(Entries from a dataset)
=====

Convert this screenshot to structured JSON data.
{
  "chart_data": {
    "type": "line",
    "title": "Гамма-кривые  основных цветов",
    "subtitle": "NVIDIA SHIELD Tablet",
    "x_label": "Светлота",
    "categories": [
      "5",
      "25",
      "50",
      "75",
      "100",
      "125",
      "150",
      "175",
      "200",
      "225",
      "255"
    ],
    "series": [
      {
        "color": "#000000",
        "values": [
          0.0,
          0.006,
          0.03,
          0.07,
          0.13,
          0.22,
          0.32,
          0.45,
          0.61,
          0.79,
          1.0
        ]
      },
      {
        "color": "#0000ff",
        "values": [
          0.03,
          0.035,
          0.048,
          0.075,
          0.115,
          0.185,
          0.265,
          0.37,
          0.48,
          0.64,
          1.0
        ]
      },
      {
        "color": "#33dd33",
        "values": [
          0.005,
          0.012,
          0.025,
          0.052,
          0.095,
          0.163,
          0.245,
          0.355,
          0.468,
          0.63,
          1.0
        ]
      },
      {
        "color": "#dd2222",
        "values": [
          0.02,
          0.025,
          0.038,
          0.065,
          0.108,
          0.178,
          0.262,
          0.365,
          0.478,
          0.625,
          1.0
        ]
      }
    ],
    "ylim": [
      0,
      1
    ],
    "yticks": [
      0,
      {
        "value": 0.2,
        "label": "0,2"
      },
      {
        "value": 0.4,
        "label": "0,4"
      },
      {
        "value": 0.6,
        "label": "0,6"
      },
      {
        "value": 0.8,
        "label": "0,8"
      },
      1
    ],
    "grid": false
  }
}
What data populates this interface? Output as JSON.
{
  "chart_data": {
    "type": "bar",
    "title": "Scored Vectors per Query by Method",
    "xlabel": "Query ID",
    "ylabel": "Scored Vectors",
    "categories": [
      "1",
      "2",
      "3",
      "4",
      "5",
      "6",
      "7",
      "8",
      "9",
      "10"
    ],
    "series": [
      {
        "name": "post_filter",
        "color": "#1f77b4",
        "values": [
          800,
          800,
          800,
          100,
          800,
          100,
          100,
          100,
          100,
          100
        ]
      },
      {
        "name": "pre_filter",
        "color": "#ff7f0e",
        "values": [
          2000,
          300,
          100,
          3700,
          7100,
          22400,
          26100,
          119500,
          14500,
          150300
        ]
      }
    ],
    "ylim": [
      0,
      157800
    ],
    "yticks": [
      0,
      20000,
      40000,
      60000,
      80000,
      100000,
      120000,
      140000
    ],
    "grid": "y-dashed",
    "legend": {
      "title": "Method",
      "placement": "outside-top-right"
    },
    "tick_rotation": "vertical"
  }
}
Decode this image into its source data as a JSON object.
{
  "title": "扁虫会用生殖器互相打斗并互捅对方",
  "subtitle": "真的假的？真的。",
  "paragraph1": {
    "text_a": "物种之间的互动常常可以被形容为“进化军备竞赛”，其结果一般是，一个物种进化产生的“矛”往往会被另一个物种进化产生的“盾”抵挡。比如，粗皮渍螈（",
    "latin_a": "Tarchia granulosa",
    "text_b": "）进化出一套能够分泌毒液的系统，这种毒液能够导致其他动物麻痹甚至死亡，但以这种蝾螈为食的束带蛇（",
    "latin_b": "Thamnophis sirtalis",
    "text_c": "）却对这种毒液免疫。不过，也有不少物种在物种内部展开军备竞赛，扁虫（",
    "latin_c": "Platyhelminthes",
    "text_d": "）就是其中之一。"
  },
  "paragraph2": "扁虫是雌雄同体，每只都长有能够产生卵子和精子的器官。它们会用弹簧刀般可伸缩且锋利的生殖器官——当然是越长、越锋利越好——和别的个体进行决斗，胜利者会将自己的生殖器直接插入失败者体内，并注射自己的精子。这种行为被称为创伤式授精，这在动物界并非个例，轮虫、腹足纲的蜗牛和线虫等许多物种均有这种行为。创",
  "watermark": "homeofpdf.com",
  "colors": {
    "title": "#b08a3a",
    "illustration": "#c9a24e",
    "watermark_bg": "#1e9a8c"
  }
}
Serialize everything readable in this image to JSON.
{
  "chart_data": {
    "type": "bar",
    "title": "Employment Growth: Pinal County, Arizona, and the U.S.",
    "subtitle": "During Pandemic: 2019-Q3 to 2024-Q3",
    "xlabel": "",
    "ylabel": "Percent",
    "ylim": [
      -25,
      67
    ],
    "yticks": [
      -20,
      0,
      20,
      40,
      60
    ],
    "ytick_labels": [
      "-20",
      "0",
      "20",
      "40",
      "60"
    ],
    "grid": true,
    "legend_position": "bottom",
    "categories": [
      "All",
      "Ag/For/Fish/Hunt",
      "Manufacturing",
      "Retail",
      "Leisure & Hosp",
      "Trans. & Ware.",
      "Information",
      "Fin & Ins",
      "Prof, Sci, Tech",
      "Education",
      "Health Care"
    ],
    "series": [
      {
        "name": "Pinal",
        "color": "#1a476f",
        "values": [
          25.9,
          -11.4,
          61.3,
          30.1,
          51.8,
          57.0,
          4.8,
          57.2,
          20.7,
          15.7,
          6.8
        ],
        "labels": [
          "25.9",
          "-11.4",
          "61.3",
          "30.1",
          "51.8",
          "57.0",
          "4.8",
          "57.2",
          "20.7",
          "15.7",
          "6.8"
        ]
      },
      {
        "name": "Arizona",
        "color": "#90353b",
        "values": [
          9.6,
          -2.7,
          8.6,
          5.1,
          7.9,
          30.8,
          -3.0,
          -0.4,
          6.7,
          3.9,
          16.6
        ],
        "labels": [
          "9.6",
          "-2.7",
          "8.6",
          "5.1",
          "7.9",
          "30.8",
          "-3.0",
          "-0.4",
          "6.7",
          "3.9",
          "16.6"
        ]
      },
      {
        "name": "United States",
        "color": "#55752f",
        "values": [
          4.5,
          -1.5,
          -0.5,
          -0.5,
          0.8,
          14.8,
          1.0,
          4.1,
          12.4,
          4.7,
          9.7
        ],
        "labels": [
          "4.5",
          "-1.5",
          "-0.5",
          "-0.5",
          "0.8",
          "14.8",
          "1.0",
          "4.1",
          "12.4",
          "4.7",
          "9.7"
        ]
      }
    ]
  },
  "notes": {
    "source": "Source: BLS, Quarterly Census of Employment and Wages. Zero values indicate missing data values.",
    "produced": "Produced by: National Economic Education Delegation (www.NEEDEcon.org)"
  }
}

=====

What you are asked to do> Write out the data again, exactly and in full.

Written answer>
Convert this screenshot to structured JSON data.
{
  "chart_data": {
    "type": "line",
    "title": "Гамма-кривые  основных цветов",
    "subtitle": "NVIDIA SHIELD Tablet",
    "x_label": "Светлота",
    "categories": [
      "5",
      "25",
      "50",
      "75",
      "100",
      "125",
      "150",
      "175",
      "200",
      "225",
      "255"
    ],
    "series": [
      {
        "color": "#000000",
        "values": [
          0.0,
          0.006,
          0.03,
          0.07,
          0.13,
          0.22,
          0.32,
          0.45,
          0.61,
          0.79,
          1.0
        ]
      },
      {
        "color": "#0000ff",
        "values": [
          0.03,
          0.035,
          0.048,
          0.075,
          0.115,
          0.185,
          0.265,
          0.37,
          0.48,
          0.64,
          1.0
        ]
      },
      {
        "color": "#33dd33",
        "values": [
          0.005,
          0.012,
          0.025,
          0.052,
          0.095,
          0.163,
          0.245,
          0.355,
          0.468,
          0.63,
          1.0
        ]
      },
      {
        "color": "#dd2222",
        "values": [
          0.02,
          0.025,
          0.038,
          0.065,
          0.108,
          0.178,
          0.262,
          0.365,
          0.478,
          0.625,
          1.0
        ]
      }
    ],
    "ylim": [
      0,
      1
    ],
    "yticks": [
      0,
      {
        "value": 0.2,
        "label": "0,2"
      },
      {
        "value": 0.4,
        "label": "0,4"
      },
      {
        "value": 0.6,
        "label": "0,6"
      },
      {
        "value": 0.8,
        "label": "0,8"
      },
      1
    ],
    "grid": false
  }
}
What data populates this interface? Output as JSON.
{
  "chart_data": {
    "type": "bar",
    "title": "Scored Vectors per Query by Method",
    "xlabel": "Query ID",
    "ylabel": "Scored Vectors",
    "categories": [
      "1",
      "2",
      "3",
      "4",
      "5",
      "6",
      "7",
      "8",
      "9",
      "10"
    ],
    "series": [
      {
        "name": "post_filter",
        "color": "#1f77b4",
        "values": [
          800,
          800,
          800,
          100,
          800,
          100,
          100,
          100,
          100,
          100
        ]
      },
      {
        "name": "pre_filter",
        "color": "#ff7f0e",
        "values": [
          2000,
          300,
          100,
          3700,
          7100,
          22400,
          26100,
          119500,
          14500,
          150300
        ]
      }
    ],
    "ylim": [
      0,
      157800
    ],
    "yticks": [
      0,
      20000,
      40000,
      60000,
      80000,
      100000,
      120000,
      140000
    ],
    "grid": "y-dashed",
    "legend": {
      "title": "Method",
      "placement": "outside-top-right"
    },
    "tick_rotation": "vertical"
  }
}
Decode this image into its source data as a JSON object.
{
  "title": "扁虫会用生殖器互相打斗并互捅对方",
  "subtitle": "真的假的？真的。",
  "paragraph1": {
    "text_a": "物种之间的互动常常可以被形容为“进化军备竞赛”，其结果一般是，一个物种进化产生的“矛”往往会被另一个物种进化产生的“盾”抵挡。比如，粗皮渍螈（",
    "latin_a": "Tarchia granulosa",
    "text_b": "）进化出一套能够分泌毒液的系统，这种毒液能够导致其他动物麻痹甚至死亡，但以这种蝾螈为食的束带蛇（",
    "latin_b": "Thamnophis sirtalis",
    "text_c": "）却对这种毒液免疫。不过，也有不少物种在物种内部展开军备竞赛，扁虫（",
    "latin_c": "Platyhelminthes",
    "text_d": "）就是其中之一。"
  },
  "paragraph2": "扁虫是雌雄同体，每只都长有能够产生卵子和精子的器官。它们会用弹簧刀般可伸缩且锋利的生殖器官——当然是越长、越锋利越好——和别的个体进行决斗，胜利者会将自己的生殖器直接插入失败者体内，并注射自己的精子。这种行为被称为创伤式授精，这在动物界并非个例，轮虫、腹足纲的蜗牛和线虫等许多物种均有这种行为。创",
  "watermark": "homeofpdf.com",
  "colors": {
    "title": "#b08a3a",
    "illustration": "#c9a24e",
    "watermark_bg": "#1e9a8c"
  }
}
Serialize everything readable in this image to JSON.
{
  "chart_data": {
    "type": "bar",
    "title": "Employment Growth: Pinal County, Arizona, and the U.S.",
    "subtitle": "During Pandemic: 2019-Q3 to 2024-Q3",
    "xlabel": "",
    "ylabel": "Percent",
    "ylim": [
      -25,
      67
    ],
    "yticks": [
      -20,
      0,
      20,
      40,
      60
    ],
    "ytick_labels": [
      "-20",
      "0",
      "20",
      "40",
      "60"
    ],
    "grid": true,
    "legend_position": "bottom",
    "categories": [
      "All",
      "Ag/For/Fish/Hunt",
      "Manufacturing",
      "Retail",
      "Leisure & Hosp",
      "Trans. & Ware.",
      "Information",
      "Fin & Ins",
      "Prof, Sci, Tech",
      "Education",
      "Health Care"
    ],
    "series": [
      {
        "name": "Pinal",
        "color": "#1a476f",
        "values": [
          25.9,
          -11.4,
          61.3,
          30.1,
          51.8,
          57.0,
          4.8,
          57.2,
          20.7,
          15.7,
          6.8
        ],
        "labels": [
          "25.9",
          "-11.4",
          "61.3",
          "30.1",
          "51.8",
          "57.0",
          "4.8",
          "57.2",
          "20.7",
          "15.7",
          "6.8"
        ]
      },
      {
        "name": "Arizona",
        "color": "#90353b",
        "values": [
          9.6,
          -2.7,
          8.6,
          5.1,
          7.9,
          30.8,
          -3.0,
          -0.4,
          6.7,
          3.9,
          16.6
        ],
        "labels": [
          "9.6",
          "-2.7",
          "8.6",
          "5.1",
          "7.9",
          "30.8",
          "-3.0",
          "-0.4",
          "6.7",
          "3.9",
          "16.6"
        ]
      },
      {
        "name": "United States",
        "color": "#55752f",
        "values": [
          4.5,
          -1.5,
          -0.5,
          -0.5,
          0.8,
          14.8,
          1.0,
          4.1,
          12.4,
          4.7,
          9.7
        ],
        "labels": [
          "4.5",
          "-1.5",
          "-0.5",
          "-0.5",
          "0.8",
          "14.8",
          "1.0",
          "4.1",
          "12.4",
          "4.7",
          "9.7"
        ]
      }
    ]
  },
  "notes": {
    "source": "Source: BLS, Quarterly Census of Employment and Wages. Zero values indicate missing data values.",
    "produced": "Produced by: National Economic Education Delegation (www.NEEDEcon.org)"
  }
}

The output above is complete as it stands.